-- start Data to process --
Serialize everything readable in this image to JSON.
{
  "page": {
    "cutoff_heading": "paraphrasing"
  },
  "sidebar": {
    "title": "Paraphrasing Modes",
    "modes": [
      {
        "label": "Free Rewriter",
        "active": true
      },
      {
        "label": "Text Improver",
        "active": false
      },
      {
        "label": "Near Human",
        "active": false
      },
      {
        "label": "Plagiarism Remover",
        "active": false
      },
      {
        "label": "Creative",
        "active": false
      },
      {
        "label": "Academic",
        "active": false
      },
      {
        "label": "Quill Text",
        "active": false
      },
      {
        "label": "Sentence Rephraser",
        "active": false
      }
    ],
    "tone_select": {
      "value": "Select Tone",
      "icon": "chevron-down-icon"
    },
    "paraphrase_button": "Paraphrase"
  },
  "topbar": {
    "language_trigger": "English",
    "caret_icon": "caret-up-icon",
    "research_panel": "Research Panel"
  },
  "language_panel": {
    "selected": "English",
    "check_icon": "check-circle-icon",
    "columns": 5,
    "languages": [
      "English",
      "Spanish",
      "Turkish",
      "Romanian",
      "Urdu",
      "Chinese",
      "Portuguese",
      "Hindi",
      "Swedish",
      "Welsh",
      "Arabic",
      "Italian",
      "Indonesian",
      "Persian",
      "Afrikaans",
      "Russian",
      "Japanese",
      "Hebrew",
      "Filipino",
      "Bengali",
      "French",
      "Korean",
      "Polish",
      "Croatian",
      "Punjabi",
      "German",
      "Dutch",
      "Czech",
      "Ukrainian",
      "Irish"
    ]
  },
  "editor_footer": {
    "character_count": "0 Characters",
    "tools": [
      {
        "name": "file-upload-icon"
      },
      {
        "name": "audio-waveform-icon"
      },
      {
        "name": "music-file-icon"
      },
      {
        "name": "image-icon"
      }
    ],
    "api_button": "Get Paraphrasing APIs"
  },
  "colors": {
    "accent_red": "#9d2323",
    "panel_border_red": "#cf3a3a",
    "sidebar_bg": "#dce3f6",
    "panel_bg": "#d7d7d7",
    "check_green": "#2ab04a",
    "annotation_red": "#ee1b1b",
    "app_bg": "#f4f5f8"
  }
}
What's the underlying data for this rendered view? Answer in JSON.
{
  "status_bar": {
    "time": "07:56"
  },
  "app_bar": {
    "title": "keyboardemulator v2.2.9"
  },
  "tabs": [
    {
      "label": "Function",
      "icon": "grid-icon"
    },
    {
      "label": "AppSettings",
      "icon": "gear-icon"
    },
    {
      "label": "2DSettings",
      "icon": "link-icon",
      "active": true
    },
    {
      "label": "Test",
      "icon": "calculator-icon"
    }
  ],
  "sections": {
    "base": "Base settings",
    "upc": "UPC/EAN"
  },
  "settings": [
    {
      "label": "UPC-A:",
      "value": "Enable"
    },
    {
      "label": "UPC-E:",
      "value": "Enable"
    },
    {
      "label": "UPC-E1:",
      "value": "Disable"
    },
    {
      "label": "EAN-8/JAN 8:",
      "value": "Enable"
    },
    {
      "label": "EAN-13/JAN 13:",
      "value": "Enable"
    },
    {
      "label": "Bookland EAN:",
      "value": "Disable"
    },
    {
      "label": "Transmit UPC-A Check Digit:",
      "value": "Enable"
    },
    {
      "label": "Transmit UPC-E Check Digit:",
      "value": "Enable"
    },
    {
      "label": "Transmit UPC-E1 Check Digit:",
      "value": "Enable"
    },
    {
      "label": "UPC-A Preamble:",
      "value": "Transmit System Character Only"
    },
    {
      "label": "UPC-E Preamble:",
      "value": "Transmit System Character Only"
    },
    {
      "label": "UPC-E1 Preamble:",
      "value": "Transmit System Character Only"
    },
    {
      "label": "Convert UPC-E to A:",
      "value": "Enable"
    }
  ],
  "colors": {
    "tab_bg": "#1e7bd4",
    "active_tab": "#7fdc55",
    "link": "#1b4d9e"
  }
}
-- end Data to process --
## Request:
Extract the complete data, matching each line exactly.

## Written solution:
Serialize everything readable in this image to JSON.
{
  "page": {
    "cutoff_heading": "paraphrasing"
  },
  "sidebar": {
    "title": "Paraphrasing Modes",
    "modes": [
      {
        "label": "Free Rewriter",
        "active": true
      },
      {
        "label": "Text Improver",
        "active": false
      },
      {
        "label": "Near Human",
        "active": false
      },
      {
        "label": "Plagiarism Remover",
        "active": false
      },
      {
        "label": "Creative",
        "active": false
      },
      {
        "label": "Academic",
        "active": false
      },
      {
        "label": "Quill Text",
        "active": false
      },
      {
        "label": "Sentence Rephraser",
        "active": false
      }
    ],
    "tone_select": {
      "value": "Select Tone",
      "icon": "chevron-down-icon"
    },
    "paraphrase_button": "Paraphrase"
  },
  "topbar": {
    "language_trigger": "English",
    "caret_icon": "caret-up-icon",
    "research_panel": "Research Panel"
  },
  "language_panel": {
    "selected": "English",
    "check_icon": "check-circle-icon",
    "columns": 5,
    "languages": [
      "English",
      "Spanish",
      "Turkish",
      "Romanian",
      "Urdu",
      "Chinese",
      "Portuguese",
      "Hindi",
      "Swedish",
      "Welsh",
      "Arabic",
      "Italian",
      "Indonesian",
      "Persian",
      "Afrikaans",
      "Russian",
      "Japanese",
      "Hebrew",
      "Filipino",
      "Bengali",
      "French",
      "Korean",
      "Polish",
      "Croatian",
      "Punjabi",
      "German",
      "Dutch",
      "Czech",
      "Ukrainian",
      "Irish"
    ]
  },
  "editor_footer": {
    "character_count": "0 Characters",
    "tools": [
      {
        "name": "file-upload-icon"
      },
      {
        "name": "audio-waveform-icon"
      },
      {
        "name": "music-file-icon"
      },
      {
        "name": "image-icon"
      }
    ],
    "api_button": "Get Paraphrasing APIs"
  },
  "colors": {
    "accent_red": "#9d2323",
    "panel_border_red": "#cf3a3a",
    "sidebar_bg": "#dce3f6",
    "panel_bg": "#d7d7d7",
    "check_green": "#2ab04a",
    "annotation_red": "#ee1b1b",
    "app_bg": "#f4f5f8"
  }
}
What's the underlying data for this rendered view? Answer in JSON.
{
  "status_bar": {
    "time": "07:56"
  },
  "app_bar": {
    "title": "keyboardemulator v2.2.9"
  },
  "tabs": [
    {
      "label": "Function",
      "icon": "grid-icon"
    },
    {
      "label": "AppSettings",
      "icon": "gear-icon"
    },
    {
      "label": "2DSettings",
      "icon": "link-icon",
      "active": true
    },
    {
      "label": "Test",
      "icon": "calculator-icon"
    }
  ],
  "sections": {
    "base": "Base settings",
    "upc": "UPC/EAN"
  },
  "settings": [
    {
      "label": "UPC-A:",
      "value": "Enable"
    },
    {
      "label": "UPC-E:",
      "value": "Enable"
    },
    {
      "label": "UPC-E1:",
      "value": "Disable"
    },
    {
      "label": "EAN-8/JAN 8:",
      "value": "Enable"
    },
    {
      "label": "EAN-13/JAN 13:",
      "value": "Enable"
    },
    {
      "label": "Bookland EAN:",
      "value": "Disable"
    },
    {
      "label": "Transmit UPC-A Check Digit:",
      "value": "Enable"
    },
    {
      "label": "Transmit UPC-E Check Digit:",
      "value": "Enable"
    },
    {
      "label": "Transmit UPC-E1 Check Digit:",
      "value": "Enable"
    },
    {
      "label": "UPC-A Preamble:",
      "value": "Transmit System Character Only"
    },
    {
      "label": "UPC-E Preamble:",
      "value": "Transmit System Character Only"
    },
    {
      "label": "UPC-E1 Preamble:",
      "value": "Transmit System Character Only"
    },
    {
      "label": "Convert UPC-E to A:",
      "value": "Enable"
    }
  ],
  "colors": {
    "tab_bg": "#1e7bd4",
    "active_tab": "#7fdc55",
    "link": "#1b4d9e"
  }
}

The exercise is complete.